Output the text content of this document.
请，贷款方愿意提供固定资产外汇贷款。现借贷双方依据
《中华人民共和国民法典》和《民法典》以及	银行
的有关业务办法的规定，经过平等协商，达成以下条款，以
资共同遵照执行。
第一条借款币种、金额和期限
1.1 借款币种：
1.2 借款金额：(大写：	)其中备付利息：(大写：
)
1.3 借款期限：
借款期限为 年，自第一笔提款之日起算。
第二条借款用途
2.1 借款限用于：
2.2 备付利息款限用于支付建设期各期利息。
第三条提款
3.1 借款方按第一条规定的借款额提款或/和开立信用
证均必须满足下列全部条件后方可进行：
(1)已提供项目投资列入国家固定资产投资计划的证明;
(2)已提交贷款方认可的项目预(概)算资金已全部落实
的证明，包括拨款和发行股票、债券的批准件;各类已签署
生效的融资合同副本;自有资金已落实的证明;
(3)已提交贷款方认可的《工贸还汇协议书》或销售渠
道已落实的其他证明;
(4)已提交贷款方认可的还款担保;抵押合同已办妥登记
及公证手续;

Given task -> Would you copy out each line exactly as written?

Solution to this exercise ->
Output the text content of this document.
请，贷款方愿意提供固定资产外汇贷款。现借贷双方依据
《中华人民共和国民法典》和《民法典》以及	银行
的有关业务办法的规定，经过平等协商，达成以下条款，以
资共同遵照执行。
第一条借款币种、金额和期限
1.1 借款币种：
1.2 借款金额：(大写：	)其中备付利息：(大写：
)
1.3 借款期限：
借款期限为 年，自第一笔提款之日起算。
第二条借款用途
2.1 借款限用于：
2.2 备付利息款限用于支付建设期各期利息。
第三条提款
3.1 借款方按第一条规定的借款额提款或/和开立信用
证均必须满足下列全部条件后方可进行：
(1)已提供项目投资列入国家固定资产投资计划的证明;
(2)已提交贷款方认可的项目预(概)算资金已全部落实
的证明，包括拨款和发行股票、债券的批准件;各类已签署
生效的融资合同副本;自有资金已落实的证明;
(3)已提交贷款方认可的《工贸还汇协议书》或销售渠
道已落实的其他证明;
(4)已提交贷款方认可的还款担保;抵押合同已办妥登记
及公证手续;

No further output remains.